TASK BRIEF
Please copy all the lines that follow, word for word.

DATASET RECORDS
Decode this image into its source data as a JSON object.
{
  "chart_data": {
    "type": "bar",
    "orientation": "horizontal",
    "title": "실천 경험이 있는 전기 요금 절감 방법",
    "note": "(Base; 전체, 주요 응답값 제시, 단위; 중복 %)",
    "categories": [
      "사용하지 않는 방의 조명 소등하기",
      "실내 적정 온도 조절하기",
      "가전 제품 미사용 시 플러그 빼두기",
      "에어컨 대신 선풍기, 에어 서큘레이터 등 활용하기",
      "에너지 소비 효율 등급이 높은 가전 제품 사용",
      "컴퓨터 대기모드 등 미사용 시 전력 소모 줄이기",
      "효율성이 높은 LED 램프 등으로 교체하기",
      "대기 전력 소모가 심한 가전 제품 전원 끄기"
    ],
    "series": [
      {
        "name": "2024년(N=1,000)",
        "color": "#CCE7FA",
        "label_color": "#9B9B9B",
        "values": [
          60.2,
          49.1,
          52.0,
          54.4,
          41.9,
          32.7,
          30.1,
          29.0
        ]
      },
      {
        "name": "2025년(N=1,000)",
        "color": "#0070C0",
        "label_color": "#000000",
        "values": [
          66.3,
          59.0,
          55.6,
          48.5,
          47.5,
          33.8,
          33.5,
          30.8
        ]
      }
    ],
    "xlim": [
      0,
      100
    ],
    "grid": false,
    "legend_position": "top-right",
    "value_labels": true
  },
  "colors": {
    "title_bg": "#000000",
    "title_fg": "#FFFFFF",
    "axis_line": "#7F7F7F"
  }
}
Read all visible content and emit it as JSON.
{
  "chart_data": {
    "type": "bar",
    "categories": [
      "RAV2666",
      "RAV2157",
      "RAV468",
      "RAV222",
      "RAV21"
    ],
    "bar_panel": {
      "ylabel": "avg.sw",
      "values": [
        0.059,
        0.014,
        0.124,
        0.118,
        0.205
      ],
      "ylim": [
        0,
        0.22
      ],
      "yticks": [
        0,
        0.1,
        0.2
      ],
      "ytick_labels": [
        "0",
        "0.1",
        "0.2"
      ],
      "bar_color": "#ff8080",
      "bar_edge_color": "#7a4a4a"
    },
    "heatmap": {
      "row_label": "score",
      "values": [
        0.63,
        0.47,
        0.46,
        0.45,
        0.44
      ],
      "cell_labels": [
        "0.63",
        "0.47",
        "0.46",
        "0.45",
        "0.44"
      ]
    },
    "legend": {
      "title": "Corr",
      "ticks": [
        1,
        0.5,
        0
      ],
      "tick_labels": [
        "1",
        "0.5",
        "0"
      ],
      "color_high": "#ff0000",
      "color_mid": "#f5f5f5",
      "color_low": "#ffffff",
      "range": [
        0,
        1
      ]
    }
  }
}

RESULT
Decode this image into its source data as a JSON object.
{
  "chart_data": {
    "type": "bar",
    "orientation": "horizontal",
    "title": "실천 경험이 있는 전기 요금 절감 방법",
    "note": "(Base; 전체, 주요 응답값 제시, 단위; 중복 %)",
    "categories": [
      "사용하지 않는 방의 조명 소등하기",
      "실내 적정 온도 조절하기",
      "가전 제품 미사용 시 플러그 빼두기",
      "에어컨 대신 선풍기, 에어 서큘레이터 등 활용하기",
      "에너지 소비 효율 등급이 높은 가전 제품 사용",
      "컴퓨터 대기모드 등 미사용 시 전력 소모 줄이기",
      "효율성이 높은 LED 램프 등으로 교체하기",
      "대기 전력 소모가 심한 가전 제품 전원 끄기"
    ],
    "series": [
      {
        "name": "2024년(N=1,000)",
        "color": "#CCE7FA",
        "label_color": "#9B9B9B",
        "values": [
          60.2,
          49.1,
          52.0,
          54.4,
          41.9,
          32.7,
          30.1,
          29.0
        ]
      },
      {
        "name": "2025년(N=1,000)",
        "color": "#0070C0",
        "label_color": "#000000",
        "values": [
          66.3,
          59.0,
          55.6,
          48.5,
          47.5,
          33.8,
          33.5,
          30.8
        ]
      }
    ],
    "xlim": [
      0,
      100
    ],
    "grid": false,
    "legend_position": "top-right",
    "value_labels": true
  },
  "colors": {
    "title_bg": "#000000",
    "title_fg": "#FFFFFF",
    "axis_line": "#7F7F7F"
  }
}
Read all visible content and emit it as JSON.
{
  "chart_data": {
    "type": "bar",
    "categories": [
      "RAV2666",
      "RAV2157",
      "RAV468",
      "RAV222",
      "RAV21"
    ],
    "bar_panel": {
      "ylabel": "avg.sw",
      "values": [
        0.059,
        0.014,
        0.124,
        0.118,
        0.205
      ],
      "ylim": [
        0,
        0.22
      ],
      "yticks": [
        0,
        0.1,
        0.2
      ],
      "ytick_labels": [
        "0",
        "0.1",
        "0.2"
      ],
      "bar_color": "#ff8080",
      "bar_edge_color": "#7a4a4a"
    },
    "heatmap": {
      "row_label": "score",
      "values": [
        0.63,
        0.47,
        0.46,
        0.45,
        0.44
      ],
      "cell_labels": [
        "0.63",
        "0.47",
        "0.46",
        "0.45",
        "0.44"
      ]
    },
    "legend": {
      "title": "Corr",
      "ticks": [
        1,
        0.5,
        0
      ],
      "tick_labels": [
        "1",
        "0.5",
        "0"
      ],
      "color_high": "#ff0000",
      "color_mid": "#f5f5f5",
      "color_low": "#ffffff",
      "range": [
        0,
        1
      ]
    }
  }
}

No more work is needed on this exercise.